WHAT THE TASK REQUIRES
Every line that holds the string "losses" is to be identified and copied.

□ □ □ □ □

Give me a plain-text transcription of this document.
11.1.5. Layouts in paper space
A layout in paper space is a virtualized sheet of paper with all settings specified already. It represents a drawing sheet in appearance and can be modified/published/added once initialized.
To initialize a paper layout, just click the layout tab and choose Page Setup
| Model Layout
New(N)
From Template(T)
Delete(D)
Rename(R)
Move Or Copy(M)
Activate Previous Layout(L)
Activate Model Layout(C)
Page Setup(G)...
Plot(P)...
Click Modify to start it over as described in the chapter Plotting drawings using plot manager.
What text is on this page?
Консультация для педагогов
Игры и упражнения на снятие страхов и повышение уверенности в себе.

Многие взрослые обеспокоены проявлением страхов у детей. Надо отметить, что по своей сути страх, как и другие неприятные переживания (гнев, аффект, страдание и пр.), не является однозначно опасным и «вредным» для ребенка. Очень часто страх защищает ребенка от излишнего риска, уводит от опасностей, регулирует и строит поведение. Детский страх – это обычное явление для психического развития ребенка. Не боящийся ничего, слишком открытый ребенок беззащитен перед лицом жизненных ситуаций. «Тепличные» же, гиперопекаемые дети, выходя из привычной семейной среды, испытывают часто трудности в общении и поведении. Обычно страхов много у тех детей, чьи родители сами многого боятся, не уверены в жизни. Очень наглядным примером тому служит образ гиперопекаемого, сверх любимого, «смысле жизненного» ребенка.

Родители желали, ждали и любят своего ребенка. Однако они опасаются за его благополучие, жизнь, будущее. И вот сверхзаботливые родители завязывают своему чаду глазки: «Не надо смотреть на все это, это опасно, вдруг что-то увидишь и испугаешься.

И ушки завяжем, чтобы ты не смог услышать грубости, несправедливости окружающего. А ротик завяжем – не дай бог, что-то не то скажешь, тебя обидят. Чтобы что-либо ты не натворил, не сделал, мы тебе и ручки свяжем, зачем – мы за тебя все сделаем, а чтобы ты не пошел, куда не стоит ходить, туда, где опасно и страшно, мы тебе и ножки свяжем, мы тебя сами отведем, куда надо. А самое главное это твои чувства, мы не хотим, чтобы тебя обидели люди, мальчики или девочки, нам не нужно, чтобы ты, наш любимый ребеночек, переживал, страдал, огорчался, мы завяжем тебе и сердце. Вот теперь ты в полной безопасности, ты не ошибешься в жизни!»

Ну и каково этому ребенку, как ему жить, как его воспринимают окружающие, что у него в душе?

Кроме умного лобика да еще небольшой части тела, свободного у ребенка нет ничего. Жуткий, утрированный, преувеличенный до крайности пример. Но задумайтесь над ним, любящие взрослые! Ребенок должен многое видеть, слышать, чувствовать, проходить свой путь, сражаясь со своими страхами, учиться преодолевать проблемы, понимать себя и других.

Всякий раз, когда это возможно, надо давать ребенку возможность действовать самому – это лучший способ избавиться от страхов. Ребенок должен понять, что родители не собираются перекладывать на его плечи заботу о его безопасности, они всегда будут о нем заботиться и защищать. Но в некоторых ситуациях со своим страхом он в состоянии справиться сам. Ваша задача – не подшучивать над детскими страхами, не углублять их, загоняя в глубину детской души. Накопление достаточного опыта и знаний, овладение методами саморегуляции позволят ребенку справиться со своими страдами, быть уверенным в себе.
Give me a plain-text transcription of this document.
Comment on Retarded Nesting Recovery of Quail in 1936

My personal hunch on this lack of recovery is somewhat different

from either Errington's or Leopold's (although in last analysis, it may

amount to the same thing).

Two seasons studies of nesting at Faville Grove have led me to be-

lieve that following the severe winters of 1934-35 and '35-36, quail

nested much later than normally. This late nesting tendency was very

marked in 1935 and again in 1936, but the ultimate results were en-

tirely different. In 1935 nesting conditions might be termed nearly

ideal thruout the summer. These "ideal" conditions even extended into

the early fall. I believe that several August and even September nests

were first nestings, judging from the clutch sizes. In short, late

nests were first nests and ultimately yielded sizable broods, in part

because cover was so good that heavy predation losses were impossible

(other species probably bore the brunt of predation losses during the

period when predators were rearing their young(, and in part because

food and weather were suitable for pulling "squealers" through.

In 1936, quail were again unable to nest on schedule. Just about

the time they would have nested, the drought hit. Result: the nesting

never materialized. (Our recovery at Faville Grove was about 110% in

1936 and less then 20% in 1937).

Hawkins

□ □ □ □ □

TASK ANSWER
because cover was so good that heavy predation losses were impossible
(other species probably bore the brunt of predation losses during the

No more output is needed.